Directions:
Transcribe the records in full, keeping every character as it is.

Material supplied:
--- START ---

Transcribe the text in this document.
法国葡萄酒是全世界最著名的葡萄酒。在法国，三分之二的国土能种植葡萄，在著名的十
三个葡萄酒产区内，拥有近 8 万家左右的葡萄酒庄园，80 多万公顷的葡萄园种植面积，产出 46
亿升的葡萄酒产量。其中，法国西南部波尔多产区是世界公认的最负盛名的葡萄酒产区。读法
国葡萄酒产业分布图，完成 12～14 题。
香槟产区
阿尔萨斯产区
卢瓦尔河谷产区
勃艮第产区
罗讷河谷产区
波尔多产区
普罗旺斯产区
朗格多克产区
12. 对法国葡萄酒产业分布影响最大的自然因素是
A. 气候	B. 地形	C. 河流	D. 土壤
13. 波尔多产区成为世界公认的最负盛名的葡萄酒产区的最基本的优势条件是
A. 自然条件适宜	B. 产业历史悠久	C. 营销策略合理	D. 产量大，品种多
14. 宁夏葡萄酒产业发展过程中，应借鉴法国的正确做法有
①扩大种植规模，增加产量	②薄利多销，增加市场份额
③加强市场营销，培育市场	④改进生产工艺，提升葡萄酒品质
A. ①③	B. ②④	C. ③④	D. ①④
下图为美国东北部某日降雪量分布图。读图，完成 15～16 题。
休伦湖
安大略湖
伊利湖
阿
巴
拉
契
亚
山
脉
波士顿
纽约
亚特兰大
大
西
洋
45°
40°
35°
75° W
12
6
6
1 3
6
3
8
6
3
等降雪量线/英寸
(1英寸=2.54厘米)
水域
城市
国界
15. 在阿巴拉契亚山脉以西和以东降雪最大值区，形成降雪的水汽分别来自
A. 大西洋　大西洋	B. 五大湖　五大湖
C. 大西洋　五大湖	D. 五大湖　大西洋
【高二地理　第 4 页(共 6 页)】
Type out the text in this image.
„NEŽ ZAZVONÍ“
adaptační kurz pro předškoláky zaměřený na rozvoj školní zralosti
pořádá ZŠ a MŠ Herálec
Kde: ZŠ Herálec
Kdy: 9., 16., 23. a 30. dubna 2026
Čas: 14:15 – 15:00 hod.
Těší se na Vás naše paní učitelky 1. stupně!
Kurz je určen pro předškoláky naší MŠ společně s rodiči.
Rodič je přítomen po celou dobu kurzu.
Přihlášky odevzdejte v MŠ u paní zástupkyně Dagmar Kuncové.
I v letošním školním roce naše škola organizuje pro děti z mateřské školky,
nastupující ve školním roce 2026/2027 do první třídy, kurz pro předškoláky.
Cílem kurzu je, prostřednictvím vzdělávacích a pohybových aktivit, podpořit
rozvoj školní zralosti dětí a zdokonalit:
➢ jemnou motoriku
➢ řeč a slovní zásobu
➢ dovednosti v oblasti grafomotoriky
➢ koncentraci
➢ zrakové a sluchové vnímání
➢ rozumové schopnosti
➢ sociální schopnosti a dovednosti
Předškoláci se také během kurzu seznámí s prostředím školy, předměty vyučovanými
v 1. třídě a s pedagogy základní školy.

--- END ---

Solved exercise:
Transcribe the text in this document.
法国葡萄酒是全世界最著名的葡萄酒。在法国，三分之二的国土能种植葡萄，在著名的十
三个葡萄酒产区内，拥有近 8 万家左右的葡萄酒庄园，80 多万公顷的葡萄园种植面积，产出 46
亿升的葡萄酒产量。其中，法国西南部波尔多产区是世界公认的最负盛名的葡萄酒产区。读法
国葡萄酒产业分布图，完成 12～14 题。
香槟产区
阿尔萨斯产区
卢瓦尔河谷产区
勃艮第产区
罗讷河谷产区
波尔多产区
普罗旺斯产区
朗格多克产区
12. 对法国葡萄酒产业分布影响最大的自然因素是
A. 气候	B. 地形	C. 河流	D. 土壤
13. 波尔多产区成为世界公认的最负盛名的葡萄酒产区的最基本的优势条件是
A. 自然条件适宜	B. 产业历史悠久	C. 营销策略合理	D. 产量大，品种多
14. 宁夏葡萄酒产业发展过程中，应借鉴法国的正确做法有
①扩大种植规模，增加产量	②薄利多销，增加市场份额
③加强市场营销，培育市场	④改进生产工艺，提升葡萄酒品质
A. ①③	B. ②④	C. ③④	D. ①④
下图为美国东北部某日降雪量分布图。读图，完成 15～16 题。
休伦湖
安大略湖
伊利湖
阿
巴
拉
契
亚
山
脉
波士顿
纽约
亚特兰大
大
西
洋
45°
40°
35°
75° W
12
6
6
1 3
6
3
8
6
3
等降雪量线/英寸
(1英寸=2.54厘米)
水域
城市
国界
15. 在阿巴拉契亚山脉以西和以东降雪最大值区，形成降雪的水汽分别来自
A. 大西洋　大西洋	B. 五大湖　五大湖
C. 大西洋　五大湖	D. 五大湖　大西洋
【高二地理　第 4 页(共 6 页)】
Type out the text in this image.
„NEŽ ZAZVONÍ“
adaptační kurz pro předškoláky zaměřený na rozvoj školní zralosti
pořádá ZŠ a MŠ Herálec
Kde: ZŠ Herálec
Kdy: 9., 16., 23. a 30. dubna 2026
Čas: 14:15 – 15:00 hod.
Těší se na Vás naše paní učitelky 1. stupně!
Kurz je určen pro předškoláky naší MŠ společně s rodiči.
Rodič je přítomen po celou dobu kurzu.
Přihlášky odevzdejte v MŠ u paní zástupkyně Dagmar Kuncové.
I v letošním školním roce naše škola organizuje pro děti z mateřské školky,
nastupující ve školním roce 2026/2027 do první třídy, kurz pro předškoláky.
Cílem kurzu je, prostřednictvím vzdělávacích a pohybových aktivit, podpořit
rozvoj školní zralosti dětí a zdokonalit:
➢ jemnou motoriku
➢ řeč a slovní zásobu
➢ dovednosti v oblasti grafomotoriky
➢ koncentraci
➢ zrakové a sluchové vnímání
➢ rozumové schopnosti
➢ sociální schopnosti a dovednosti
Předškoláci se také během kurzu seznámí s prostředím školy, předměty vyučovanými
v 1. třídě a s pedagogy základní školy.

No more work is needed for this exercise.